GIVEN PASSAGE:
In order to drum up support and promote his message, Putin created an institution of trusted representatives — in Russian “trusted faces” — according to Ilya Zaslavskiy, the Head of Research at the Free Russia Foundation, a US non-profit. Zaslavskiy said that the group of trusted confidants usually consists of around five hundred “cultural figures and celebrities who meet [Putin] and get televised as his supporters.” These representatives are trusted by Putin himself and are often rewarded with “various small and not so small privileges after elections,” according to Zaslavskiy.

Personally appointed by Putin’s election chief, Rykov was one of the most important members of the 2012 group of trusted confidants. His boisterous, unwavering support of Putin was broadcast daily to his hundreds of thousands of social media followers.


The revelation about Rykov’s proximity to Putin during the 2012 election is the most stark example of the internet guru’s significance to the Russian government. From the mid 2000s through 2014 there are multiple instances of Rykov interacting with and on behalf of the Kremlin.

PROBLEMS TO SOLVE:
1) Transcribe the passage on Putin's trusted confidants, starting at "The revelation about" and ending at "of the Kremlin.".
2) Answer these questions from the passage on Putin's trusted confidants:
(a) What position does Ilya Zaslavskiy hold, and at which organization?
(b) Who personally appointed Rykov?
(c) Over what period are there multiple instances of Rykov interacting with and on behalf of the Kremlin?
The stored items have no connection to the passage on Putin's trusted confidants.

(Stored items)
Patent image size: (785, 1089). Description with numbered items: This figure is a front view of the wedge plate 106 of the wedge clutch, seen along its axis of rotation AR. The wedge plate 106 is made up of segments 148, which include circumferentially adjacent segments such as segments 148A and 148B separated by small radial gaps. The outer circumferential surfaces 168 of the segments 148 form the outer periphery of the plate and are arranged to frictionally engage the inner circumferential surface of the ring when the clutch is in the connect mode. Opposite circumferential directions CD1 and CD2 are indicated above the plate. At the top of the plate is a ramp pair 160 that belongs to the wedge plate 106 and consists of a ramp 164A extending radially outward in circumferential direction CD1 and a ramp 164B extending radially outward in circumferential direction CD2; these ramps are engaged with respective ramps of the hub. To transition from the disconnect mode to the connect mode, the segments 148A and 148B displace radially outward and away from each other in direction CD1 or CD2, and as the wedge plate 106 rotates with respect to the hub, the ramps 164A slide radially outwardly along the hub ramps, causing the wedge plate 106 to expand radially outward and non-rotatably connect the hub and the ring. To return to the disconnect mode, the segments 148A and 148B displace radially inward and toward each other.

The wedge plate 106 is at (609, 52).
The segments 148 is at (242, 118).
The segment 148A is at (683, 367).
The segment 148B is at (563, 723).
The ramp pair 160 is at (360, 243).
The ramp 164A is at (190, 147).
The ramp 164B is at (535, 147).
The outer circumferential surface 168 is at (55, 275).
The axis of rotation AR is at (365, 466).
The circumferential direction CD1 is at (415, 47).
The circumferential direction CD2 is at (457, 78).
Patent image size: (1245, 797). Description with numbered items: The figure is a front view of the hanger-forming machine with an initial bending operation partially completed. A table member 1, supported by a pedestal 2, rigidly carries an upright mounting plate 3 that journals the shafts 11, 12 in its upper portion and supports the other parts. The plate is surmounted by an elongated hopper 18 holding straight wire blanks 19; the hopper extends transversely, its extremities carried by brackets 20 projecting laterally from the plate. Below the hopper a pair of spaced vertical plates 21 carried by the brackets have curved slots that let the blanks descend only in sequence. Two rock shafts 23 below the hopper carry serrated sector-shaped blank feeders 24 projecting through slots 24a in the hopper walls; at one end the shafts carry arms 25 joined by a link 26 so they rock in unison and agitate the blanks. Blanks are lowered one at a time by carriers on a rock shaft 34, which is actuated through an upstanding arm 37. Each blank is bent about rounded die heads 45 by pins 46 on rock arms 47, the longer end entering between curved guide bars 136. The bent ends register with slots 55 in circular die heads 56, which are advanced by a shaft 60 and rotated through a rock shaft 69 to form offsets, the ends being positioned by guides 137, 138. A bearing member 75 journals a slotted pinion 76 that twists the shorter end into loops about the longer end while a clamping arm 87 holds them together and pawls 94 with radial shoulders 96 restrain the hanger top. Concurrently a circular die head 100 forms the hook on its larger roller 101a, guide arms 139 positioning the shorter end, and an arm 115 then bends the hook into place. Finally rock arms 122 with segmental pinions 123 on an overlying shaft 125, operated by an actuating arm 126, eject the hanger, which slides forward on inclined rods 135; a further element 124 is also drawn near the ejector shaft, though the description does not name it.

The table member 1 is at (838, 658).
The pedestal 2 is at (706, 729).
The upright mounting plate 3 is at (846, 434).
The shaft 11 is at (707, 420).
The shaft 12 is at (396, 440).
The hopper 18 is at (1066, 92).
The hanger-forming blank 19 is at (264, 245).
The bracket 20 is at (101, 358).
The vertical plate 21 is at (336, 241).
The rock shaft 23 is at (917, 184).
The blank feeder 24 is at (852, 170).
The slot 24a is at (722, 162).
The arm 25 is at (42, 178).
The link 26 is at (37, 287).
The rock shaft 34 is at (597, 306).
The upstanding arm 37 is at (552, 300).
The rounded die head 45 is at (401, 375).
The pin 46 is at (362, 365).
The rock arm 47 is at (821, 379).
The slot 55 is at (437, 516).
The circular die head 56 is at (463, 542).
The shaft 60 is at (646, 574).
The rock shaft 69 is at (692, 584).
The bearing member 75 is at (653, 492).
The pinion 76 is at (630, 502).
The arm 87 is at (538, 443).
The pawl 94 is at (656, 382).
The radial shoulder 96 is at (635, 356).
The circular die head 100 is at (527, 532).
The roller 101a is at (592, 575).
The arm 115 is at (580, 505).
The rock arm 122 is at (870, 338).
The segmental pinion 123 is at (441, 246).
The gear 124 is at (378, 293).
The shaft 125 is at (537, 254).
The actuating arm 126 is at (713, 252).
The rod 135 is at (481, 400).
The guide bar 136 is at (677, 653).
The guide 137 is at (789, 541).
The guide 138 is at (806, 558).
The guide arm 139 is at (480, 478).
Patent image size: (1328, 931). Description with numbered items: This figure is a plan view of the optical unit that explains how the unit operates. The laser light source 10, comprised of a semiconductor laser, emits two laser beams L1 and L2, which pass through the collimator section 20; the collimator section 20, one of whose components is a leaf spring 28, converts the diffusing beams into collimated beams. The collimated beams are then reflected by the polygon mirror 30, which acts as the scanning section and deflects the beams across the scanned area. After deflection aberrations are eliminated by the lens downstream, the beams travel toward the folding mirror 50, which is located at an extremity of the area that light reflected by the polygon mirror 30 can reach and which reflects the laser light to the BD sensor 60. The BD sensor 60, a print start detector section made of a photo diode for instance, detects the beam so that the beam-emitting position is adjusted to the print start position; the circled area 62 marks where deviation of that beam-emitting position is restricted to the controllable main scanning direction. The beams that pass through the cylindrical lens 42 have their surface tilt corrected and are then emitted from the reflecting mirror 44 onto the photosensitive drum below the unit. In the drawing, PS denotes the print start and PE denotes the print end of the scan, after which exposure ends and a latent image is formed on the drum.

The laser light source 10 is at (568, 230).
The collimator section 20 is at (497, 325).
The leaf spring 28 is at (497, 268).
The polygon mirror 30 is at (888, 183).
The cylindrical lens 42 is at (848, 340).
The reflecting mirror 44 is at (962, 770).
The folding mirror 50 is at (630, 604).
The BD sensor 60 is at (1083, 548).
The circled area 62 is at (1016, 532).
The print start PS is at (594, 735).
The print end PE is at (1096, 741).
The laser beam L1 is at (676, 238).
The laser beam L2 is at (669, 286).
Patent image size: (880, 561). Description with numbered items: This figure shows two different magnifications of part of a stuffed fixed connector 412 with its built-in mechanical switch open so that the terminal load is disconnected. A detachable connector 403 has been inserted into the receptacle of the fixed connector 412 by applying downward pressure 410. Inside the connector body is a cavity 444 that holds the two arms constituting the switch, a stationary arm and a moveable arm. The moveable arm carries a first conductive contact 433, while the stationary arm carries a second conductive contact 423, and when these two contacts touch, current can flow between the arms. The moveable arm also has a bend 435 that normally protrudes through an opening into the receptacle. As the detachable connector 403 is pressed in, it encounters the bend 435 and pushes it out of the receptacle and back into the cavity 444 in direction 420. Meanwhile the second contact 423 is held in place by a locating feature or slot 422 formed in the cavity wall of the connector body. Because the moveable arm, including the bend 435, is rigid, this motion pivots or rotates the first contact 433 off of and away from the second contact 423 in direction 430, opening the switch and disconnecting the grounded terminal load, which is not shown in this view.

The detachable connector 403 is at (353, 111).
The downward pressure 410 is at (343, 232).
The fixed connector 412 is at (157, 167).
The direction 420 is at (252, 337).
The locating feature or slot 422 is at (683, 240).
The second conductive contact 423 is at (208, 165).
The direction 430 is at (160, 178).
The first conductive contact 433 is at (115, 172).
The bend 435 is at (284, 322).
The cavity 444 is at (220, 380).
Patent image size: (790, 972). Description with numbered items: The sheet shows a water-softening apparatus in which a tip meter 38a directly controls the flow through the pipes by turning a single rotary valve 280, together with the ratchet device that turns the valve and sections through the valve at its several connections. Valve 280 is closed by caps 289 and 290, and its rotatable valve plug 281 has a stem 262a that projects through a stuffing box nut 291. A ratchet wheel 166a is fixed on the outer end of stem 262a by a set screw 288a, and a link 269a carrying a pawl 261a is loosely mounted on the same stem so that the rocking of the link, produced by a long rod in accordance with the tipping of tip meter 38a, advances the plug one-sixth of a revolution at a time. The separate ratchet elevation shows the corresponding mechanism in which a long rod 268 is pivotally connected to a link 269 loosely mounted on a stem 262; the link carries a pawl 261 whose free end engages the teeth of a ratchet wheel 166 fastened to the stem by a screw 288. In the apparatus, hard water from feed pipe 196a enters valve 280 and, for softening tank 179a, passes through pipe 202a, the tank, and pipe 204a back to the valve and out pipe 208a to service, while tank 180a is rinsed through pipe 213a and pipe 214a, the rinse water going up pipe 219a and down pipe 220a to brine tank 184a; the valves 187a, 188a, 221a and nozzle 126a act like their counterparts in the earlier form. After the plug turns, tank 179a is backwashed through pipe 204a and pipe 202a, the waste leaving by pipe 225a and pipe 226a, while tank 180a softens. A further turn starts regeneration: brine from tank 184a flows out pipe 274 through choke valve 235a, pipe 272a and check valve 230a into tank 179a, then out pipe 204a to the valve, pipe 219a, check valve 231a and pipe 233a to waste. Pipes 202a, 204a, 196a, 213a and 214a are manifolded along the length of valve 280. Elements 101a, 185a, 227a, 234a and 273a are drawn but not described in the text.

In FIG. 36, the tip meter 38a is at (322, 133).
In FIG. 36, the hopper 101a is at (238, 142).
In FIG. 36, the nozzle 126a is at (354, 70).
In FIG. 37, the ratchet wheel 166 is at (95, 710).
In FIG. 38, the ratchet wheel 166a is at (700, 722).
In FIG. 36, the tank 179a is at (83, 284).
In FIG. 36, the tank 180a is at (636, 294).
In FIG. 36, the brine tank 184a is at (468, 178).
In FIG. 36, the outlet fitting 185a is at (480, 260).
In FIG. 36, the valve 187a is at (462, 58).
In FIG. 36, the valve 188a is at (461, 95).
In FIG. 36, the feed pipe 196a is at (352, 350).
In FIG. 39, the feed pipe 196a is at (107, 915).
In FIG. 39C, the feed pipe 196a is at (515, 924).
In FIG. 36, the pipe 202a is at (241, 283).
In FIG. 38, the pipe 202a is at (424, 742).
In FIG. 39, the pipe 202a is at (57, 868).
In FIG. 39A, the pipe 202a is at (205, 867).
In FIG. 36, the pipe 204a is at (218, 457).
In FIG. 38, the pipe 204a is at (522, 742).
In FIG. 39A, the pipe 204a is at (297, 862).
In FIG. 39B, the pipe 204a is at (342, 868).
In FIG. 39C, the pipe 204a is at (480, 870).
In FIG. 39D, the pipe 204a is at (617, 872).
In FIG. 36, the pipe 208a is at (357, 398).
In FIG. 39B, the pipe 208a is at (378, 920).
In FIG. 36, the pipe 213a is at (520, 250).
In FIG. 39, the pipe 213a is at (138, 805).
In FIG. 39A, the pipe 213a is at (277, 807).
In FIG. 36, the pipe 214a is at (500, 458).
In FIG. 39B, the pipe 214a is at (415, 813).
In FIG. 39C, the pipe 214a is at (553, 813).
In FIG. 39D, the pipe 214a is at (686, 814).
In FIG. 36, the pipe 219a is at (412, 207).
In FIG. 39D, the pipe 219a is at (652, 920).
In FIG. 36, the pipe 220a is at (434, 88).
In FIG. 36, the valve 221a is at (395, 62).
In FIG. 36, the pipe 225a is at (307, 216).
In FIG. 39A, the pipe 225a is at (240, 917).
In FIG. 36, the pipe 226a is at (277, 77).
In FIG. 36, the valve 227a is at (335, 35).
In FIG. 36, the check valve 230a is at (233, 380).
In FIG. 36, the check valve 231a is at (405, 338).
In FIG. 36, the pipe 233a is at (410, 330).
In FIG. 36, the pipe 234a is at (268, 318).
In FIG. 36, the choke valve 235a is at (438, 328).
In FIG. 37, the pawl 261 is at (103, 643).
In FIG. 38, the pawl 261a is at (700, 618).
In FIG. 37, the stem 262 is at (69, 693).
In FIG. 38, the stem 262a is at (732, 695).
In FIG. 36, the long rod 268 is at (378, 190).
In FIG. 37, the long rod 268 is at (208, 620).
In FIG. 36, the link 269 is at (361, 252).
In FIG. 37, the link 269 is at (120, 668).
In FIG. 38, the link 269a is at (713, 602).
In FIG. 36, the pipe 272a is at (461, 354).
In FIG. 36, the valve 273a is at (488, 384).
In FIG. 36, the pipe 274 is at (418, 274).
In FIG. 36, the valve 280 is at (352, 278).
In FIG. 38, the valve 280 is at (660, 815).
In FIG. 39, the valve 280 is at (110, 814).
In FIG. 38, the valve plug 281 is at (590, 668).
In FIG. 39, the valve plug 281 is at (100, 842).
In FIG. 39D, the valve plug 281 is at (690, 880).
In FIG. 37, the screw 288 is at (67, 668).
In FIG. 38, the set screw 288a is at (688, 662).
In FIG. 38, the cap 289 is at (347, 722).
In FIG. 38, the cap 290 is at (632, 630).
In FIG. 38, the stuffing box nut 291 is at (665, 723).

LIST OF SOLUTIONS:
1)
The revelation about Rykov’s proximity to Putin during the 2012 election is the most stark example of the internet guru’s significance to the Russian government. From the mid 2000s through 2014 there are multiple instances of Rykov interacting with and on behalf of the Kremlin.

2)
(a) Head of Research at the Free Russia Foundation
(b) Putin's election chief
(c) From the mid 2000s through 2014